Problem to work on :: Note each line in the data below that holds "include", and copy it.

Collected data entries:
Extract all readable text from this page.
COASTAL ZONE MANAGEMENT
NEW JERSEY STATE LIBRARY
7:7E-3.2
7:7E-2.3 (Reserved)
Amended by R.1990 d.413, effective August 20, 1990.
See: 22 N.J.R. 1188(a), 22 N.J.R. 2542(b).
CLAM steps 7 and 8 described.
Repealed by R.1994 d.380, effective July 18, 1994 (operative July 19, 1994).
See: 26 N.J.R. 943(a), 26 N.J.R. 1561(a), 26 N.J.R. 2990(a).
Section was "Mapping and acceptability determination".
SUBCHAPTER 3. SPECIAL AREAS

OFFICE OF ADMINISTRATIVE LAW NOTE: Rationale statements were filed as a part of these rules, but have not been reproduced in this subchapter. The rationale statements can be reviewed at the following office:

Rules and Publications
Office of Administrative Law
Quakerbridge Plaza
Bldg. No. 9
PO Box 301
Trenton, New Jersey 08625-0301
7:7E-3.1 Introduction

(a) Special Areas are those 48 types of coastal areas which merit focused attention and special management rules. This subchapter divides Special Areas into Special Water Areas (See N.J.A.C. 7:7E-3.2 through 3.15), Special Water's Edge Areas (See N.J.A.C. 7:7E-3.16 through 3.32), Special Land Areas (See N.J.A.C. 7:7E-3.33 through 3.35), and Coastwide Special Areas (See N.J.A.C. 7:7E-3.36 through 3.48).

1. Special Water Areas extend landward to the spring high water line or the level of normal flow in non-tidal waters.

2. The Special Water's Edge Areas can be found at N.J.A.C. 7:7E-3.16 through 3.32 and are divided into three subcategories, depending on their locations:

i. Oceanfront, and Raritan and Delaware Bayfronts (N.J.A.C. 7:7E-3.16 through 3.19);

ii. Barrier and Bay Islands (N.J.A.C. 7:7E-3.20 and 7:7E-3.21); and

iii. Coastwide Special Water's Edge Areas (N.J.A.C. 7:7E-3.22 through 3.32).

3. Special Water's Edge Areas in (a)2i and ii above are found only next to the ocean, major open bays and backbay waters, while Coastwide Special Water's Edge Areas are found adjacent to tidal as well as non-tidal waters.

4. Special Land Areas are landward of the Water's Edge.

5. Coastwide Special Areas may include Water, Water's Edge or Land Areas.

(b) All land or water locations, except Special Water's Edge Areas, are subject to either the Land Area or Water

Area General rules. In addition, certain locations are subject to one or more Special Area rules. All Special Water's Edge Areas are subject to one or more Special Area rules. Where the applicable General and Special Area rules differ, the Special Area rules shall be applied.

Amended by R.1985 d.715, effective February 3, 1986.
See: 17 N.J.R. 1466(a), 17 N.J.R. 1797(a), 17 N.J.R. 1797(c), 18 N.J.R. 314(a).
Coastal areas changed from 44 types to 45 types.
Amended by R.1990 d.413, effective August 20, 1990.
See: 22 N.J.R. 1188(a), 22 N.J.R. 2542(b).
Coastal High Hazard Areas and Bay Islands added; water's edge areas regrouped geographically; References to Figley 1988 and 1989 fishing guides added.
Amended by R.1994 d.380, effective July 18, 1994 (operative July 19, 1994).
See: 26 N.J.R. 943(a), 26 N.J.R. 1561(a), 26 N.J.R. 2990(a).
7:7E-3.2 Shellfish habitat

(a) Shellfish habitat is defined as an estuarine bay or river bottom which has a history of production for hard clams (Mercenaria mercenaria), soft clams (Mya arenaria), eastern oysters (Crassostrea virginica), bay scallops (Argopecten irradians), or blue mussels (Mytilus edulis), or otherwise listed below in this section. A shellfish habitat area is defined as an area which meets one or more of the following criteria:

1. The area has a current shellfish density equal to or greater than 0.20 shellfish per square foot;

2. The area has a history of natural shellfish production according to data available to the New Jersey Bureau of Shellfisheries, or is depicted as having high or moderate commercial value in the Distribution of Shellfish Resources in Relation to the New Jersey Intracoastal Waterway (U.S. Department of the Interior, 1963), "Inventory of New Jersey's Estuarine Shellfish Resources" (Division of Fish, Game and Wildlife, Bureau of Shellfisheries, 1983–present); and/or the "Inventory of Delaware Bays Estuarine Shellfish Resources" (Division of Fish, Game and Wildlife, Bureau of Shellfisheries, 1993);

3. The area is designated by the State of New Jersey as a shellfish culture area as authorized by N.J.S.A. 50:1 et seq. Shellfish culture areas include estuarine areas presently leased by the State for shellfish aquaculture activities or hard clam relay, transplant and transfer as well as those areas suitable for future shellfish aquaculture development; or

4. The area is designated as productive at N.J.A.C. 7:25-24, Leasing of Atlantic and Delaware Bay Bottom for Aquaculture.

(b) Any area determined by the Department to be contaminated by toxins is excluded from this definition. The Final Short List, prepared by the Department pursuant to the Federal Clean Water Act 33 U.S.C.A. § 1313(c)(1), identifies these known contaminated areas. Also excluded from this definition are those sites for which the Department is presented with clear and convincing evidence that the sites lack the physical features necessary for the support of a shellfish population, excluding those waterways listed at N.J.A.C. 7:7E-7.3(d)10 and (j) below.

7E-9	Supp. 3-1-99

Answer box ::
5. Coastwide Special Areas may include Water, Water's Edge or Land Areas.
3. The area is designated by the State of New Jersey as a shellfish culture area as authorized by N.J.S.A. 50:1 et seq. Shellfish culture areas include estuarine areas presently leased by the State for shellfish aquaculture activities or hard clam relay, transplant and transfer as well as those areas suitable for future shellfish aquaculture development; or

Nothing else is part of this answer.